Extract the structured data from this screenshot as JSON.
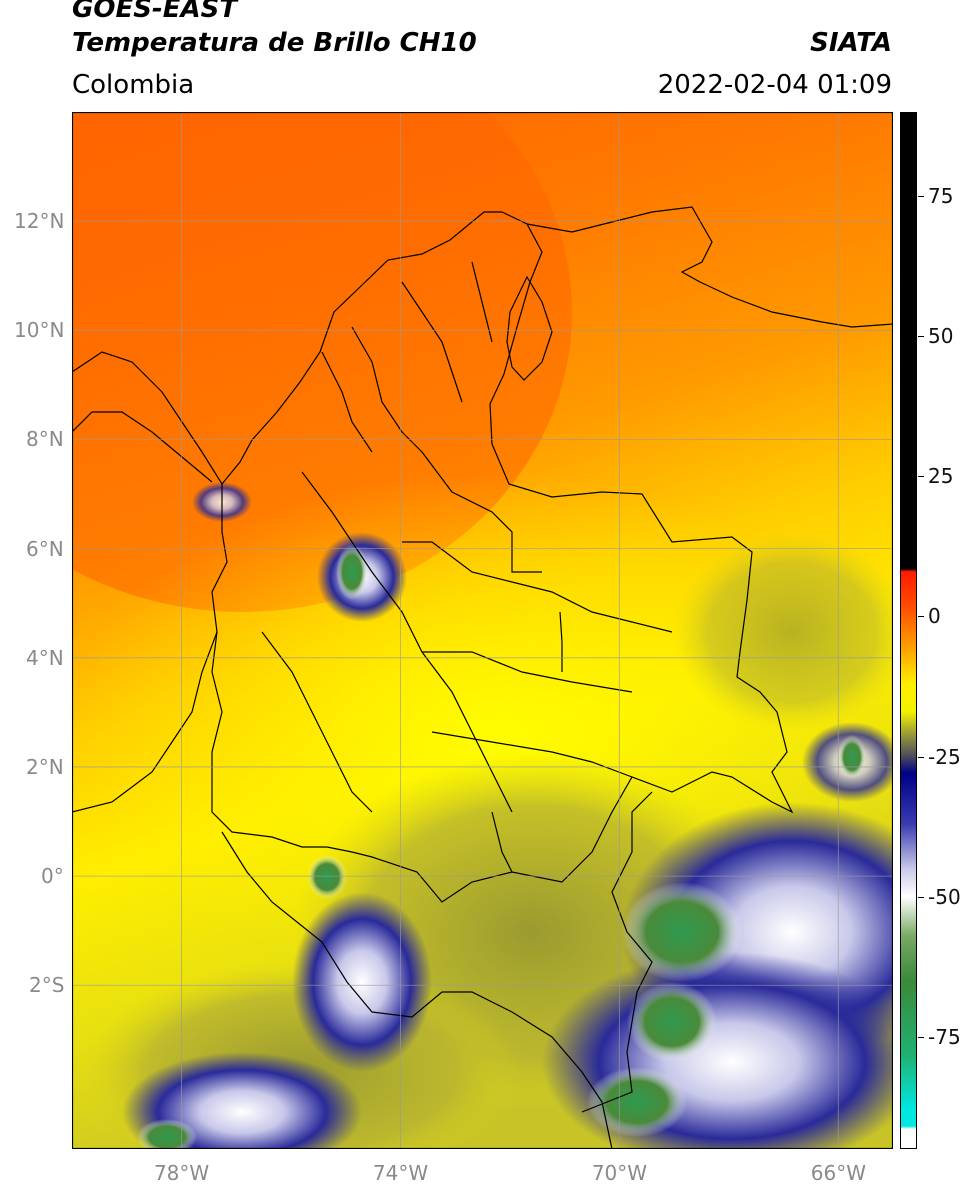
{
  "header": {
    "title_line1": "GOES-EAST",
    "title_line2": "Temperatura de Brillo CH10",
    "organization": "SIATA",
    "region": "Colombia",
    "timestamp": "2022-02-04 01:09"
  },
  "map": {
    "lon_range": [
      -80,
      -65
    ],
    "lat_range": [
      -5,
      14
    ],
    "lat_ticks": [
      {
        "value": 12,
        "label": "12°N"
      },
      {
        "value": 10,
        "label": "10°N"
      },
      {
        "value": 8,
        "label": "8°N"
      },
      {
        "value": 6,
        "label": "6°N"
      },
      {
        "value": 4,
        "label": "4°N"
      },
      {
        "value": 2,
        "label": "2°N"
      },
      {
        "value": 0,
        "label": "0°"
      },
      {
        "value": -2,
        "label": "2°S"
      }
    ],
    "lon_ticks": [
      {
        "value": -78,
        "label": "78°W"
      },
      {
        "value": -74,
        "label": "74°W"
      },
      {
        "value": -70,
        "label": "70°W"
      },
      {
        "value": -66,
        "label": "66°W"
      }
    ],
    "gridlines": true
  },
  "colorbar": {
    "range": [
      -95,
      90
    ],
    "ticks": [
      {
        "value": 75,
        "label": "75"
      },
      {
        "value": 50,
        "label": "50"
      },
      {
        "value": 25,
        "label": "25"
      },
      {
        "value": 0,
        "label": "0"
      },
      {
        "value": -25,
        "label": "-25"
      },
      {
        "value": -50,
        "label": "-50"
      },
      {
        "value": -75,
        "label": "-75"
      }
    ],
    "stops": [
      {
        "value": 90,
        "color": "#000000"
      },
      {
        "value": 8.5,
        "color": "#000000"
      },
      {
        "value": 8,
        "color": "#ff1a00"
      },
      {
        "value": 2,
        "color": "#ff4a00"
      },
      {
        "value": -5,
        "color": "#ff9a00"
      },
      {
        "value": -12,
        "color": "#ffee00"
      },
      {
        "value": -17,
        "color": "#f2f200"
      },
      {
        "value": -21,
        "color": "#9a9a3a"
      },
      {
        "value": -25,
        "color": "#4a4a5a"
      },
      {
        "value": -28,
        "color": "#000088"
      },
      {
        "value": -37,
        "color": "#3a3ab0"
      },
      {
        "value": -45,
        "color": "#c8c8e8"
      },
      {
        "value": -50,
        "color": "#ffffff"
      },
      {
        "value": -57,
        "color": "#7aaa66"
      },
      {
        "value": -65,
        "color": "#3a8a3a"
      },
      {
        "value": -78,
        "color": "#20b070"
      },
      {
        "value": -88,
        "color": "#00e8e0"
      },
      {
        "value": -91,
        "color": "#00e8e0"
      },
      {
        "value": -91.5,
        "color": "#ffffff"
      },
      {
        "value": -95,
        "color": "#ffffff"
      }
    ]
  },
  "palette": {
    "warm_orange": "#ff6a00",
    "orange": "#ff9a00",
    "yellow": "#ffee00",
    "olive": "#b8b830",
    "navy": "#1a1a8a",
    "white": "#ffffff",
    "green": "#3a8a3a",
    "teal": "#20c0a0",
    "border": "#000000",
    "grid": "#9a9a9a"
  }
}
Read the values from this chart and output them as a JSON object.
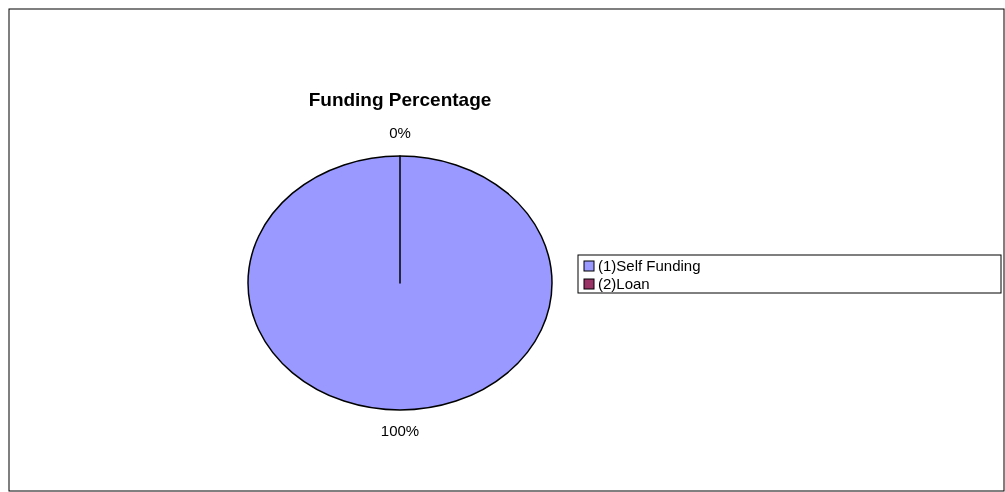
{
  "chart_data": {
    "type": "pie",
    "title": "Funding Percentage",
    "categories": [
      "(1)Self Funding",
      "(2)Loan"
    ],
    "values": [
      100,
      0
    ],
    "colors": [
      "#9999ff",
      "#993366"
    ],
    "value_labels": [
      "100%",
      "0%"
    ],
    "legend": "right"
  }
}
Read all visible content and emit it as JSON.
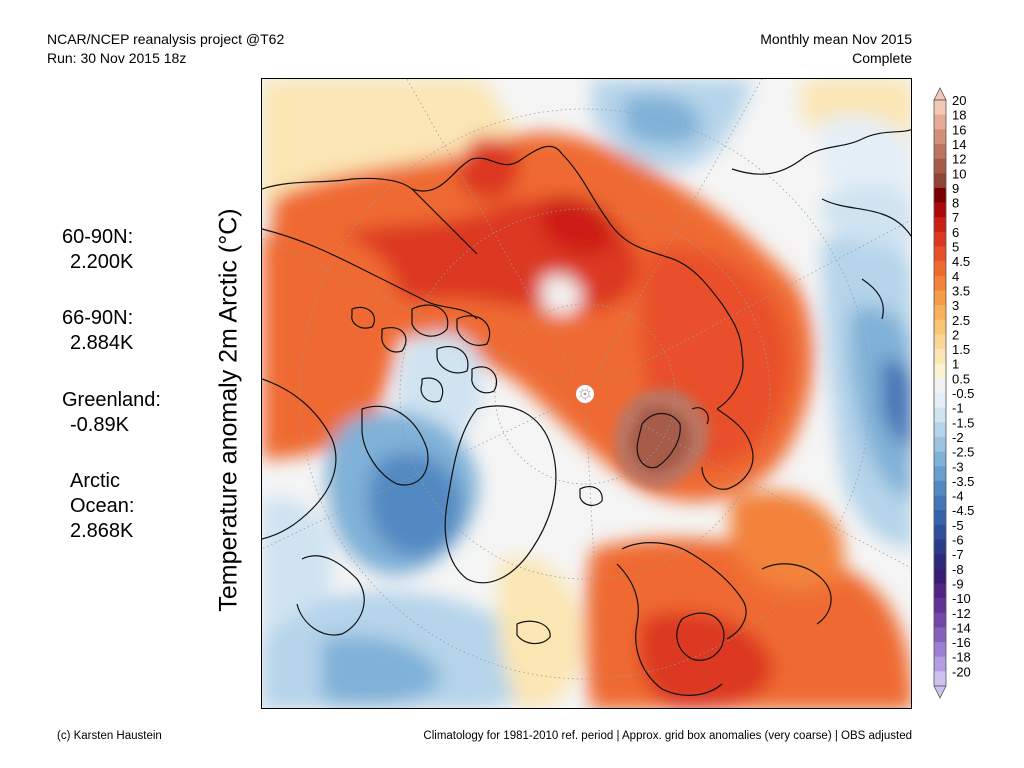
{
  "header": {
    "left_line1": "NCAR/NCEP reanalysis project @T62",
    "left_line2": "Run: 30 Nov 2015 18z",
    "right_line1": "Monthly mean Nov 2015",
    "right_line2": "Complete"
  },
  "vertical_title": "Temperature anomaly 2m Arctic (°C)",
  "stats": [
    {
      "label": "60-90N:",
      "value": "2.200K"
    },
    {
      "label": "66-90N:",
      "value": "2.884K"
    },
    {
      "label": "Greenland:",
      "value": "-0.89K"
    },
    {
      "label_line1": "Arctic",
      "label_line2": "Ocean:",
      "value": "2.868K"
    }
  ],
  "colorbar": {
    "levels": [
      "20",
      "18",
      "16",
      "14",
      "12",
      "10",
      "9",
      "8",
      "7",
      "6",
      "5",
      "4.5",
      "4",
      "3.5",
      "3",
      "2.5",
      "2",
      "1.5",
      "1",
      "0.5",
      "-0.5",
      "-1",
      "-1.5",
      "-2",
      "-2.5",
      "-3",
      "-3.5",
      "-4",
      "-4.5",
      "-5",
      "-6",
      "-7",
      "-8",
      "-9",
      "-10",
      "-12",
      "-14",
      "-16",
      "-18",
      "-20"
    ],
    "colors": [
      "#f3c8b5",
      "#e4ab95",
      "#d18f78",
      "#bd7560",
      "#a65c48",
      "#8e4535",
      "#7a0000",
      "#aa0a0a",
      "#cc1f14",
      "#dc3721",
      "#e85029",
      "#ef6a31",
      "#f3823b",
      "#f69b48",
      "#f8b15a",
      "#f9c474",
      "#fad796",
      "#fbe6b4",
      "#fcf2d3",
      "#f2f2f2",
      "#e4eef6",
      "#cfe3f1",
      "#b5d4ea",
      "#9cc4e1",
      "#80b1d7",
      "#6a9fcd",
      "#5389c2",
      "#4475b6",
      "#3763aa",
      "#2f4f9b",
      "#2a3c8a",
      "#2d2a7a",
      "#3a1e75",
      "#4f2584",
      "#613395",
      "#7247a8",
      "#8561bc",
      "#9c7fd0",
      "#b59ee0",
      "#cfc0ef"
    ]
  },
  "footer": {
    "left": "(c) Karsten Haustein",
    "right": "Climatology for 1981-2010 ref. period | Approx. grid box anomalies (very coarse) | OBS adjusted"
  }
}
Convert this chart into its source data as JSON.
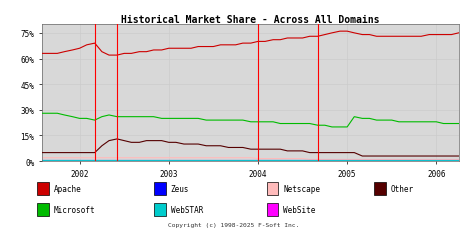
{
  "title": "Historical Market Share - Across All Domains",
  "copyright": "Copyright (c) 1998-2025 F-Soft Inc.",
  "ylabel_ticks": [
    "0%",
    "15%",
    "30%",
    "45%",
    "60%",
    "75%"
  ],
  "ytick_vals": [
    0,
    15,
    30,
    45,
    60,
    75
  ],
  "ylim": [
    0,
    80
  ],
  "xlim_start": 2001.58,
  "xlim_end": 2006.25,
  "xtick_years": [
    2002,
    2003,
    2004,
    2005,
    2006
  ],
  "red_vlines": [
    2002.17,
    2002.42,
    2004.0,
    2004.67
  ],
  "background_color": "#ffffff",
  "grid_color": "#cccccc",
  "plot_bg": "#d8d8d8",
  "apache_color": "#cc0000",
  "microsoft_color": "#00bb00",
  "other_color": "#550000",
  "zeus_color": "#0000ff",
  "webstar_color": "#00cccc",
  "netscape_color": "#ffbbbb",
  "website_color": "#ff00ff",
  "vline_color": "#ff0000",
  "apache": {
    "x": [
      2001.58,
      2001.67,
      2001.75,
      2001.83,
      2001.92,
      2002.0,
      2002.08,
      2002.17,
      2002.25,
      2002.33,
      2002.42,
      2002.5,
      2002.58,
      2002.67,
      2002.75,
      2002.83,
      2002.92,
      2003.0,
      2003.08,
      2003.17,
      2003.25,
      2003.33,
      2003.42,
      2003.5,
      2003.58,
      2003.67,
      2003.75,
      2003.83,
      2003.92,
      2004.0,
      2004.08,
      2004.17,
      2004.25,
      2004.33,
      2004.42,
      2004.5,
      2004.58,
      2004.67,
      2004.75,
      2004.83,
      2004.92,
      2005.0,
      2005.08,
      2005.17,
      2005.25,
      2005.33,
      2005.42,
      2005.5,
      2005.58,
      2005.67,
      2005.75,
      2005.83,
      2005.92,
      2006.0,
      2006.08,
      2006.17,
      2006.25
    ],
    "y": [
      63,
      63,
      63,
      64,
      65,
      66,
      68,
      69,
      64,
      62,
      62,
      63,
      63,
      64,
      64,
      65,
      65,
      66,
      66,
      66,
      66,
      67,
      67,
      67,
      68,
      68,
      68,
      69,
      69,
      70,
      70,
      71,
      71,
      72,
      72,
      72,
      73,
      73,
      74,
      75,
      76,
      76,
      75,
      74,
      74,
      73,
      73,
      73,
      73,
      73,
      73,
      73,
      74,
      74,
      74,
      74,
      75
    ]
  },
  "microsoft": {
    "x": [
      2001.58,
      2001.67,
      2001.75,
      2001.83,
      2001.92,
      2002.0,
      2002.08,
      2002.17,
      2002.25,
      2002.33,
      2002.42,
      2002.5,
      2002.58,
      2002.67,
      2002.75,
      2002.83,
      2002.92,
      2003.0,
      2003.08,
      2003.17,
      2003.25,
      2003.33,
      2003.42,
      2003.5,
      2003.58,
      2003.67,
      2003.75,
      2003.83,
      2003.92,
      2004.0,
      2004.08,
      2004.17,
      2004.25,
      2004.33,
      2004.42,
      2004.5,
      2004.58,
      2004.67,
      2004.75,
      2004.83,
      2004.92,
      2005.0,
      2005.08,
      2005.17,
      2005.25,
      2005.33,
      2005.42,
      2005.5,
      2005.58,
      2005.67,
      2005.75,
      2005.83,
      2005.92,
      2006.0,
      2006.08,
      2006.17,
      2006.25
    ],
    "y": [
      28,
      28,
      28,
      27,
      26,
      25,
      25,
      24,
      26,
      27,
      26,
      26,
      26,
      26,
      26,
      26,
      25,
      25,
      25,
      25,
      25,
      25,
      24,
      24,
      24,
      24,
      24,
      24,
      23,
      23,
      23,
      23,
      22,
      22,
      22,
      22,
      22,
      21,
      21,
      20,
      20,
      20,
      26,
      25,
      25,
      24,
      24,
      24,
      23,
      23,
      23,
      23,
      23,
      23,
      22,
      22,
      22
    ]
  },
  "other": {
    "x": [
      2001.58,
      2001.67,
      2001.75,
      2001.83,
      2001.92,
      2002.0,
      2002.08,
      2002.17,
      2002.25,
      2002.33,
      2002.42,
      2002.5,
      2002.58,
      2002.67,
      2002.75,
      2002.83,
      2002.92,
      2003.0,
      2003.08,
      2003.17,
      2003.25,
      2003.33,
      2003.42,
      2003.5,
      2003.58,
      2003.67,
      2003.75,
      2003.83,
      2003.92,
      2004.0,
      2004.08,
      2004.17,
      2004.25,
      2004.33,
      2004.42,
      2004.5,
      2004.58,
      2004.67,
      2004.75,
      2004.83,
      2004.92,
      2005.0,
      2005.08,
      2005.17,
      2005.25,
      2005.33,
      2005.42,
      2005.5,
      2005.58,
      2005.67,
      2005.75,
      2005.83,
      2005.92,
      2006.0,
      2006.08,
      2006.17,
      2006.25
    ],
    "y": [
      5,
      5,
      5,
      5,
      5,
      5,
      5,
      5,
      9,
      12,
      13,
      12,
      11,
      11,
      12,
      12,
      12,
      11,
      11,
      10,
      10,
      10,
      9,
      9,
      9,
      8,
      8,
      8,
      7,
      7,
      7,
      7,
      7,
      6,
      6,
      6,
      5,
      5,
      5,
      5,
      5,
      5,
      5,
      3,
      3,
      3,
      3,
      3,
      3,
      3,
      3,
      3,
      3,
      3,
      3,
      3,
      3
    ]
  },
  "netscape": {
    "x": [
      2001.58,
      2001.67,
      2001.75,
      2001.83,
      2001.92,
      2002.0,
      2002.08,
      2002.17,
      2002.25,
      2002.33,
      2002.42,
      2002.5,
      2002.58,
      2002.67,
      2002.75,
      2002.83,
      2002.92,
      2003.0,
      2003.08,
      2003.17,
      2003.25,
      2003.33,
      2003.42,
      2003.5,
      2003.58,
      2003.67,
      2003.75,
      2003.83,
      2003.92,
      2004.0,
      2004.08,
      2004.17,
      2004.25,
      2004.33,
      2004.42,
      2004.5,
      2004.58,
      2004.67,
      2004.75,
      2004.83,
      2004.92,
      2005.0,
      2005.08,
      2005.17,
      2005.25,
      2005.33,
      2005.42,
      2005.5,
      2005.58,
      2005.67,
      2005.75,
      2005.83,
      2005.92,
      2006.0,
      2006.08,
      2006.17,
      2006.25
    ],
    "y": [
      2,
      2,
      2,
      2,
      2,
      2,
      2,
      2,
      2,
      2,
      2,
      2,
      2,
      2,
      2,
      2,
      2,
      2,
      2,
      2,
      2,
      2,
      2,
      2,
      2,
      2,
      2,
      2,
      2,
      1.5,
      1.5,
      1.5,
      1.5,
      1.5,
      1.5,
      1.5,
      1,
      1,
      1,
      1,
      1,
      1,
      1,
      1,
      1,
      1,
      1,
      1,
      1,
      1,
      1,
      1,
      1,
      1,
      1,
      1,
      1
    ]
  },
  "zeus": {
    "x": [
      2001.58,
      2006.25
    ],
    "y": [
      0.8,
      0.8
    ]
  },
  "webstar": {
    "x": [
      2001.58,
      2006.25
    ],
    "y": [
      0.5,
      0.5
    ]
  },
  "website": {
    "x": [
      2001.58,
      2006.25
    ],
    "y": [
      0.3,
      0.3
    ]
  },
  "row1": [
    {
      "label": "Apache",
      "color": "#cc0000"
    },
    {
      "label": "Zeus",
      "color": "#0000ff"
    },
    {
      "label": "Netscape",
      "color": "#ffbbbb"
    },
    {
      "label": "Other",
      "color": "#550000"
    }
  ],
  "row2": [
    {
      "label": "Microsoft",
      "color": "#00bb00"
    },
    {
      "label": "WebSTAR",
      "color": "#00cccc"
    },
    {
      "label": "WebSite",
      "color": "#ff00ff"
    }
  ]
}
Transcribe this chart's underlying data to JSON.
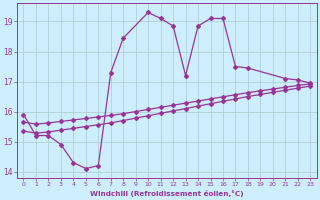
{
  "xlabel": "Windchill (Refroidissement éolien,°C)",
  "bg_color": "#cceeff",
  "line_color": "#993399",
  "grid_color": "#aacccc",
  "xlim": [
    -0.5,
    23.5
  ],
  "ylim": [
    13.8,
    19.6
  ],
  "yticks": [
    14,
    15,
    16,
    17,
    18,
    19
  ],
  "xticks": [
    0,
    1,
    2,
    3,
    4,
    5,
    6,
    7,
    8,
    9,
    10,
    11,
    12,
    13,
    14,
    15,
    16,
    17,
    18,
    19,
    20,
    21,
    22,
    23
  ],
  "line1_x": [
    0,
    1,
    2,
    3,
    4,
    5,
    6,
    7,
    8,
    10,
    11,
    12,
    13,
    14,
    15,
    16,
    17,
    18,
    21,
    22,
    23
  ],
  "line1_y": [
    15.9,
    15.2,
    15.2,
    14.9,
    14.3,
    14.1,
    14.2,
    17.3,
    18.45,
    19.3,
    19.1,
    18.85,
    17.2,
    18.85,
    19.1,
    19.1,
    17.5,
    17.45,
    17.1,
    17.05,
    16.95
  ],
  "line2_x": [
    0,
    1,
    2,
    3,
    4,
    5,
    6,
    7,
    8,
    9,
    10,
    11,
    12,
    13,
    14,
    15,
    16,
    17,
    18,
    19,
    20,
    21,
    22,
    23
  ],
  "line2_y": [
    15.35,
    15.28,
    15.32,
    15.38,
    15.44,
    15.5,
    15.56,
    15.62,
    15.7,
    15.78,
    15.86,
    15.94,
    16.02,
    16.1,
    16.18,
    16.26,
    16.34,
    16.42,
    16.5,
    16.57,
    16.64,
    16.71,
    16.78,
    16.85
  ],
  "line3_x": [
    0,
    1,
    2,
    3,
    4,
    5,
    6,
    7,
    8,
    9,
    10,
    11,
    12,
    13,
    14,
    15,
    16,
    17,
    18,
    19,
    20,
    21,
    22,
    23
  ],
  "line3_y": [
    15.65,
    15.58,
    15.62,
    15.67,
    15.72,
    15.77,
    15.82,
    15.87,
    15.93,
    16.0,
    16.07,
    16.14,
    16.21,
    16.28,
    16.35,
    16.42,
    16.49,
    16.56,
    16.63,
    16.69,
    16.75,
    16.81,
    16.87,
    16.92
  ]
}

* **THE EXERCISE**: Find the lines above that contain the word "Arctic" and collect them.

* **CORRECT RESPONSE**:
  "vertical_title": "Temperature anomaly 2m Arctic (°C)",
      "label_line1": "Arctic",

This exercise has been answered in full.